- The exercise -
The exercise asks you to copy every line below in which "gusta" appears.

- Collected data -
----

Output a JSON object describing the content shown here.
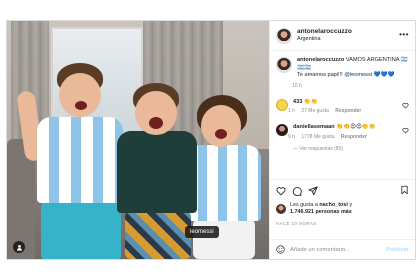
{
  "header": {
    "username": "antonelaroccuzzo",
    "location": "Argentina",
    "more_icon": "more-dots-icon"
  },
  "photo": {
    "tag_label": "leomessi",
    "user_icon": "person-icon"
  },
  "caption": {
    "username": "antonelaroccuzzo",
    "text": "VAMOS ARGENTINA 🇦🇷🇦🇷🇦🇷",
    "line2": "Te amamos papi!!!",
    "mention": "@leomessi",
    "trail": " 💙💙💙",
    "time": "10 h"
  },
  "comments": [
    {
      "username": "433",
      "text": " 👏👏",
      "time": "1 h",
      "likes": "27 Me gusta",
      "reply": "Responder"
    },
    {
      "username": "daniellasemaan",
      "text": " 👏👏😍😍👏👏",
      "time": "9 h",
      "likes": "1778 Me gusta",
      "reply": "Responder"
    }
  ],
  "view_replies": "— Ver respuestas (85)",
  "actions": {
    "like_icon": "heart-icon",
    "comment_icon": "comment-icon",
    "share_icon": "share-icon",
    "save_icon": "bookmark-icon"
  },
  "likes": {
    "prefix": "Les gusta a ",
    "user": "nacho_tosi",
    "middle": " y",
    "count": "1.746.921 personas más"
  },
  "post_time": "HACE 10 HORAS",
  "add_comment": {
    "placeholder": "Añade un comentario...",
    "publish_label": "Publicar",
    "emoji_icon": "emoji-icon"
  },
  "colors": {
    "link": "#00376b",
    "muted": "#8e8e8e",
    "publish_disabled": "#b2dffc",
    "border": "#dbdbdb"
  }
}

----

- Solution -
      "likes": "27 Me gusta",
      "likes": "1778 Me gusta",
    "prefix": "Les gusta a ",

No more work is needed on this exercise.